Omit the images, then print each record below exactly as it reads.

── Records shown

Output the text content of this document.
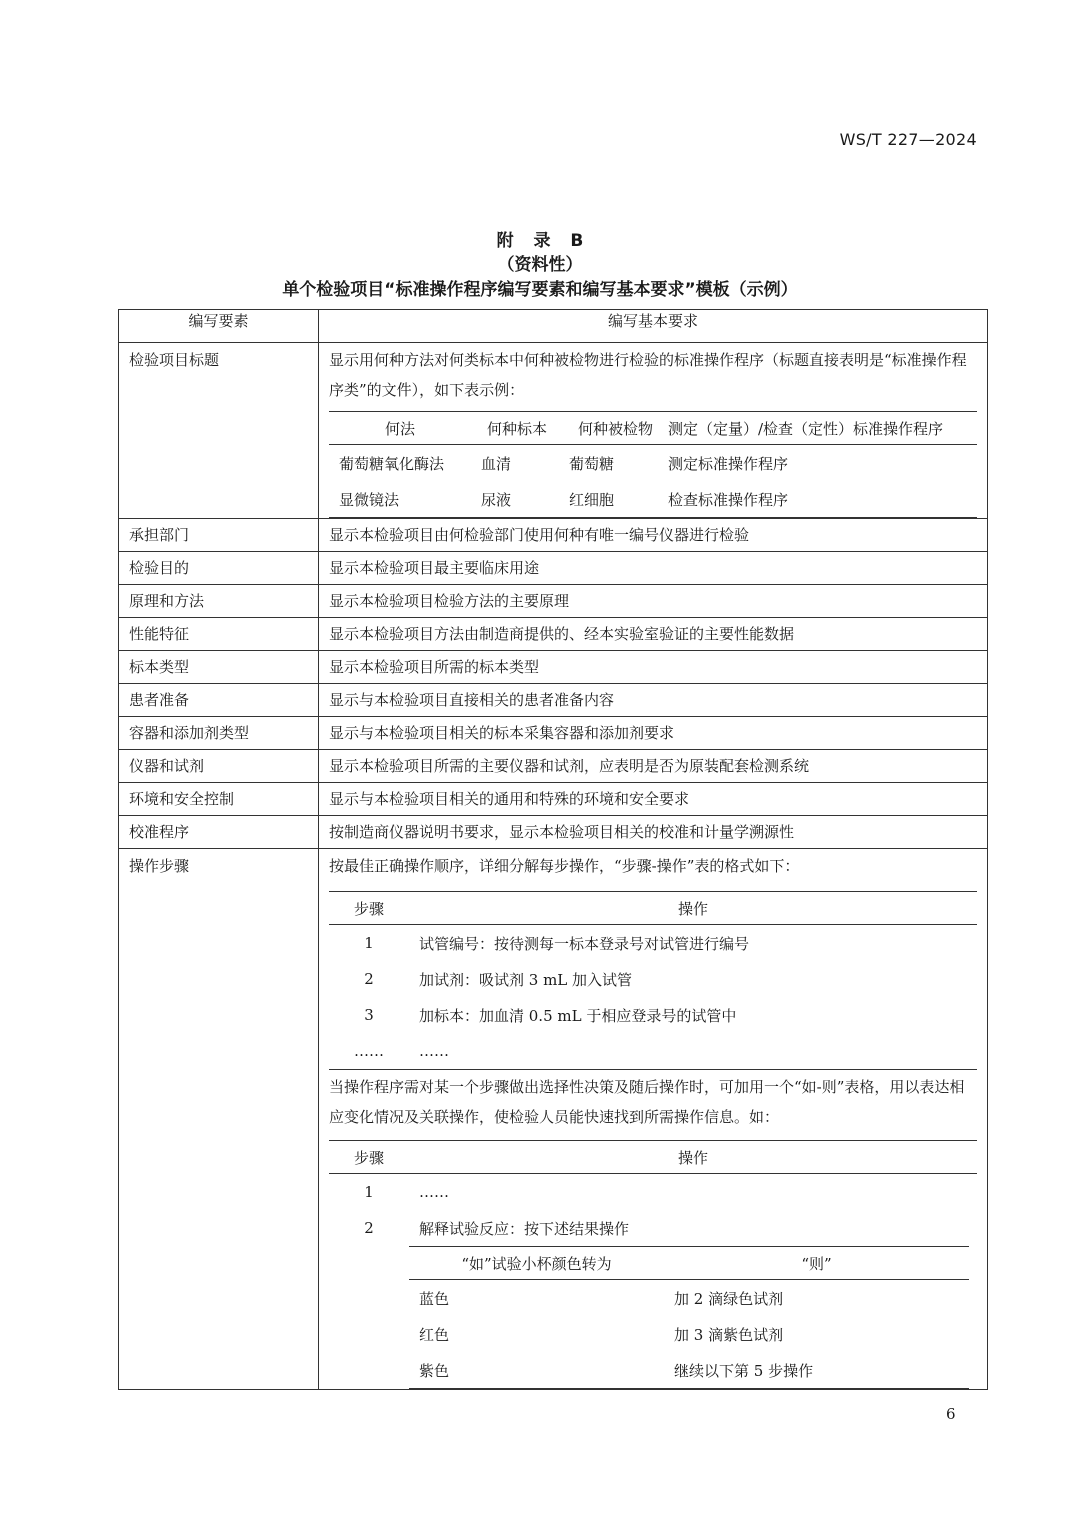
WS/T 227—2024
附 录 B
（资料性）
单个检验项目“标准操作程序编写要素和编写基本要求”模板（示例）
编写要素	编写基本要求

检验项目标题	显示用何种方法对何类标本中何种被检物进行检验的标准操作程序（标题直接表明是“标准操作程序类”的文件），如下表示例：
何法	何种标本	何种被检物	测定（定量）/检查（定性）标准操作程序
葡萄糖氧化酶法	血清	葡萄糖	测定标准操作程序
显微镜法	尿液	红细胞	检查标准操作程序

承担部门	显示本检验项目由何检验部门使用何种有唯一编号仪器进行检验
检验目的	显示本检验项目最主要临床用途
原理和方法	显示本检验项目检验方法的主要原理
性能特征	显示本检验项目方法由制造商提供的、经本实验室验证的主要性能数据
标本类型	显示本检验项目所需的标本类型
患者准备	显示与本检验项目直接相关的患者准备内容
容器和添加剂类型	显示与本检验项目相关的标本采集容器和添加剂要求
仪器和试剂	显示本检验项目所需的主要仪器和试剂，应表明是否为原装配套检测系统
环境和安全控制	显示与本检验项目相关的通用和特殊的环境和安全要求
校准程序	按制造商仪器说明书要求，显示本检验项目相关的校准和计量学溯源性

操作步骤	按最佳正确操作顺序，详细分解每步操作，“步骤-操作”表的格式如下：
步骤	操作
1	试管编号：按待测每一标本登录号对试管进行编号
2	加试剂：吸试剂 3 mL 加入试管
3	加标本：加血清 0.5 mL 于相应登录号的试管中
……	……
当操作程序需对某一个步骤做出选择性决策及随后操作时，可加用一个“如-则”表格，用以表达相应变化情况及关联操作，使检验人员能快速找到所需操作信息。如：
步骤	操作
1	……
2	解释试验反应：按下述结果操作

“如”试验小杯颜色转为	“则”
蓝色	加 2 滴绿色试剂
红色	加 3 滴紫色试剂
紫色	继续以下第 5 步操作
6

────

Answer to this problem:
Output the text content of this document.
WS/T 227—2024
附 录 B
（资料性）
单个检验项目“标准操作程序编写要素和编写基本要求”模板（示例）
编写要素	编写基本要求

检验项目标题	显示用何种方法对何类标本中何种被检物进行检验的标准操作程序（标题直接表明是“标准操作程序类”的文件），如下表示例：
何法	何种标本	何种被检物	测定（定量）/检查（定性）标准操作程序
葡萄糖氧化酶法	血清	葡萄糖	测定标准操作程序
显微镜法	尿液	红细胞	检查标准操作程序

承担部门	显示本检验项目由何检验部门使用何种有唯一编号仪器进行检验
检验目的	显示本检验项目最主要临床用途
原理和方法	显示本检验项目检验方法的主要原理
性能特征	显示本检验项目方法由制造商提供的、经本实验室验证的主要性能数据
标本类型	显示本检验项目所需的标本类型
患者准备	显示与本检验项目直接相关的患者准备内容
容器和添加剂类型	显示与本检验项目相关的标本采集容器和添加剂要求
仪器和试剂	显示本检验项目所需的主要仪器和试剂，应表明是否为原装配套检测系统
环境和安全控制	显示与本检验项目相关的通用和特殊的环境和安全要求
校准程序	按制造商仪器说明书要求，显示本检验项目相关的校准和计量学溯源性

操作步骤	按最佳正确操作顺序，详细分解每步操作，“步骤-操作”表的格式如下：
步骤	操作
1	试管编号：按待测每一标本登录号对试管进行编号
2	加试剂：吸试剂 3 mL 加入试管
3	加标本：加血清 0.5 mL 于相应登录号的试管中
……	……
当操作程序需对某一个步骤做出选择性决策及随后操作时，可加用一个“如-则”表格，用以表达相应变化情况及关联操作，使检验人员能快速找到所需操作信息。如：
步骤	操作
1	……
2	解释试验反应：按下述结果操作

“如”试验小杯颜色转为	“则”
蓝色	加 2 滴绿色试剂
红色	加 3 滴紫色试剂
紫色	继续以下第 5 步操作
6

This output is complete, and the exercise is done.